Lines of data

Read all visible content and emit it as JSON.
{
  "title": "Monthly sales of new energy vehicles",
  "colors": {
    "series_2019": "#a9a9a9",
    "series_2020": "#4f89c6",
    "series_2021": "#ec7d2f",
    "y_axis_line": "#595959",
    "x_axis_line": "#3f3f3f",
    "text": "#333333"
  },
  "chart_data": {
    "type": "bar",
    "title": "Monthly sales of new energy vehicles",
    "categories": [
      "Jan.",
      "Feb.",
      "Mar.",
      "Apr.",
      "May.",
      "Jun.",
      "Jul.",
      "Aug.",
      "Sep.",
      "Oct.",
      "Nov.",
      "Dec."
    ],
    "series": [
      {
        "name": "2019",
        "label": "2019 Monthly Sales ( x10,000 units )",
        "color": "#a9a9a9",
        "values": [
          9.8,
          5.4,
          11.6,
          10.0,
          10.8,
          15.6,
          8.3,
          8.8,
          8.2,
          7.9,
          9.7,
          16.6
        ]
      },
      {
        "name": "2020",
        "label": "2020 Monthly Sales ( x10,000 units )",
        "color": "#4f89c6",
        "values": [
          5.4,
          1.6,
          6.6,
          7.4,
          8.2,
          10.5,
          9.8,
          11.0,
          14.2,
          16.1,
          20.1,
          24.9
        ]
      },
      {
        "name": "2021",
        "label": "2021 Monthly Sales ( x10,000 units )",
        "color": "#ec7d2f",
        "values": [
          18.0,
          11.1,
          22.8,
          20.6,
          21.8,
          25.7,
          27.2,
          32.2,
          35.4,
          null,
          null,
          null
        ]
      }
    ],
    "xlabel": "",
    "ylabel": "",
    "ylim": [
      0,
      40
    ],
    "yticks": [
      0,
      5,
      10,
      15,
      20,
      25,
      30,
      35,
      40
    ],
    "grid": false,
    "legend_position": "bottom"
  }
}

**WHAT IS REQUIRED**. Write out each line of the data that holds the string "units".

**RESPONSE TO THIS EXERCISE**.
        "label": "2019 Monthly Sales ( x10,000 units )",
        "label": "2020 Monthly Sales ( x10,000 units )",
        "label": "2021 Monthly Sales ( x10,000 units )",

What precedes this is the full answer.